— BEGIN —

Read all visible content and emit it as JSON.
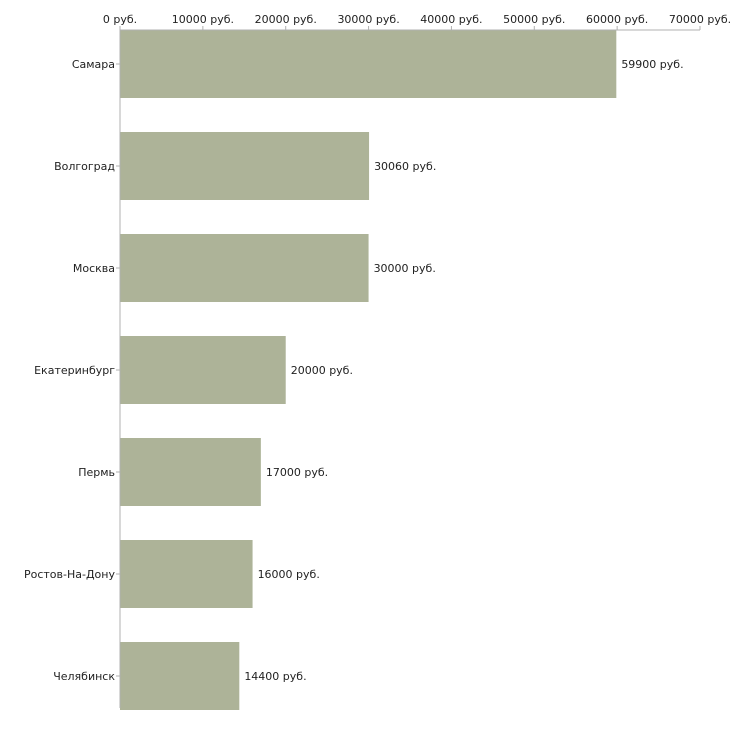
{
  "chart_data": {
    "type": "bar",
    "orientation": "horizontal",
    "title": "",
    "xlabel": "",
    "ylabel": "",
    "categories": [
      "Самара",
      "Волгоград",
      "Москва",
      "Екатеринбург",
      "Пермь",
      "Ростов-На-Дону",
      "Челябинск"
    ],
    "values": [
      59900,
      30060,
      30000,
      20000,
      17000,
      16000,
      14400
    ],
    "value_labels": [
      "59900 руб.",
      "30060 руб.",
      "30000 руб.",
      "20000 руб.",
      "17000 руб.",
      "16000 руб.",
      "14400 руб."
    ],
    "xlim": [
      0,
      70000
    ],
    "x_ticks": [
      0,
      10000,
      20000,
      30000,
      40000,
      50000,
      60000,
      70000
    ],
    "x_tick_labels": [
      "0 руб.",
      "10000 руб.",
      "20000 руб.",
      "30000 руб.",
      "40000 руб.",
      "50000 руб.",
      "60000 руб.",
      "70000 руб."
    ],
    "axis_position": "top",
    "grid": false,
    "legend": "none",
    "colors": {
      "bar": "#adb398",
      "axis": "#b0b0b0",
      "text": "#222222"
    }
  }
}
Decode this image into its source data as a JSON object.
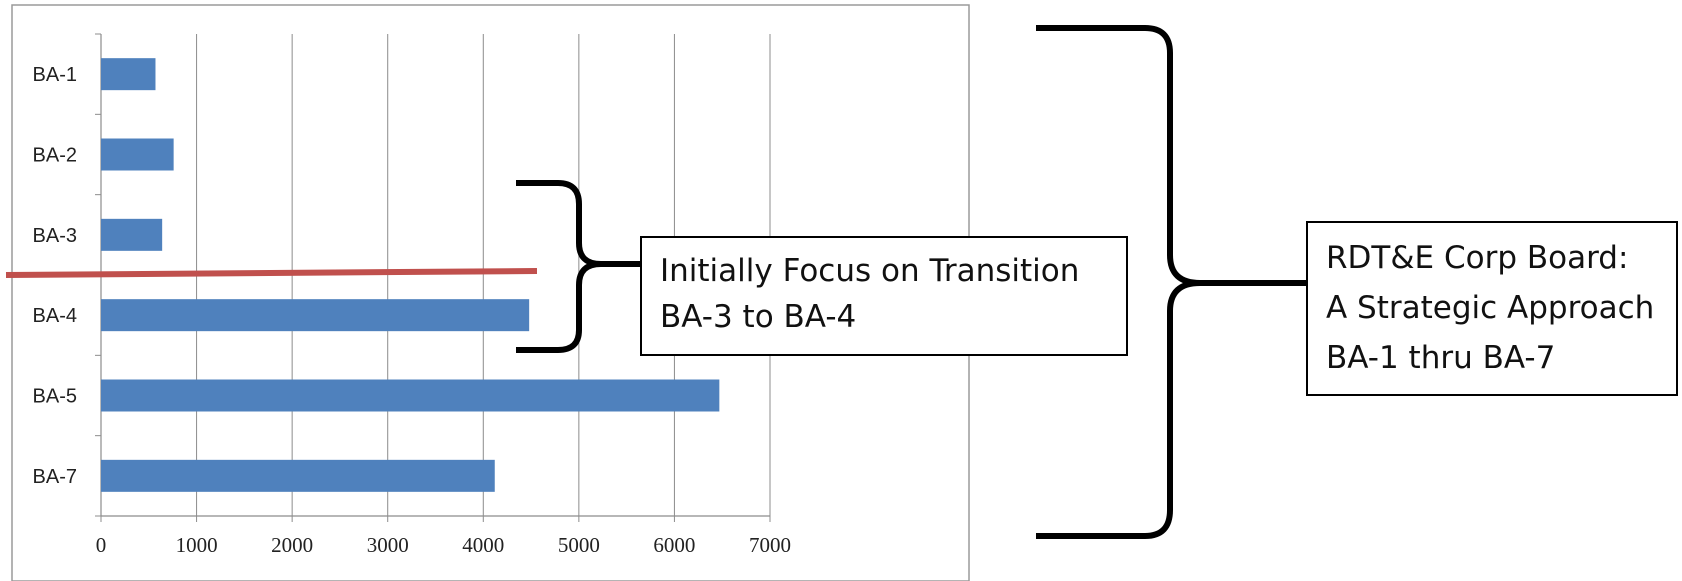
{
  "chart_data": {
    "type": "bar",
    "orientation": "horizontal",
    "categories": [
      "BA-1",
      "BA-2",
      "BA-3",
      "BA-4",
      "BA-5",
      "BA-7"
    ],
    "values": [
      570,
      760,
      640,
      4480,
      6470,
      4120
    ],
    "xlim": [
      0,
      7000
    ],
    "xticks": [
      0,
      1000,
      2000,
      3000,
      4000,
      5000,
      6000,
      7000
    ],
    "grid": "vertical",
    "bar_color": "#4f81bd",
    "annotations": {
      "transition": {
        "lines": [
          "Initially Focus on Transition",
          "BA-3 to BA-4"
        ]
      },
      "board": {
        "lines": [
          "RDT&E Corp Board:",
          "A Strategic Approach",
          "BA-1 thru BA-7"
        ]
      },
      "divider_color": "#c0504d"
    }
  }
}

— END —

### Exercise details:
Each line above is to be copied verbatim. Drop any image from the copy.

### Response to this exercise:
Read all visible content and emit it as JSON.
{
  "chart_data": {
    "type": "bar",
    "orientation": "horizontal",
    "title": "",
    "xlabel": "",
    "ylabel": "",
    "categories": [
      "Самара",
      "Волгоград",
      "Москва",
      "Екатеринбург",
      "Пермь",
      "Ростов-На-Дону",
      "Челябинск"
    ],
    "values": [
      59900,
      30060,
      30000,
      20000,
      17000,
      16000,
      14400
    ],
    "value_labels": [
      "59900 руб.",
      "30060 руб.",
      "30000 руб.",
      "20000 руб.",
      "17000 руб.",
      "16000 руб.",
      "14400 руб."
    ],
    "xlim": [
      0,
      70000
    ],
    "x_ticks": [
      0,
      10000,
      20000,
      30000,
      40000,
      50000,
      60000,
      70000
    ],
    "x_tick_labels": [
      "0 руб.",
      "10000 руб.",
      "20000 руб.",
      "30000 руб.",
      "40000 руб.",
      "50000 руб.",
      "60000 руб.",
      "70000 руб."
    ],
    "axis_position": "top",
    "grid": false,
    "legend": "none",
    "colors": {
      "bar": "#adb398",
      "axis": "#b0b0b0",
      "text": "#222222"
    }
  }
}
Decode this image into its source data as a JSON object.
{
  "chart_data": {
    "type": "bar",
    "orientation": "horizontal",
    "categories": [
      "BA-1",
      "BA-2",
      "BA-3",
      "BA-4",
      "BA-5",
      "BA-7"
    ],
    "values": [
      570,
      760,
      640,
      4480,
      6470,
      4120
    ],
    "xlim": [
      0,
      7000
    ],
    "xticks": [
      0,
      1000,
      2000,
      3000,
      4000,
      5000,
      6000,
      7000
    ],
    "grid": "vertical",
    "bar_color": "#4f81bd",
    "annotations": {
      "transition": {
        "lines": [
          "Initially Focus on Transition",
          "BA-3 to BA-4"
        ]
      },
      "board": {
        "lines": [
          "RDT&E Corp Board:",
          "A Strategic Approach",
          "BA-1 thru BA-7"
        ]
      },
      "divider_color": "#c0504d"
    }
  }
}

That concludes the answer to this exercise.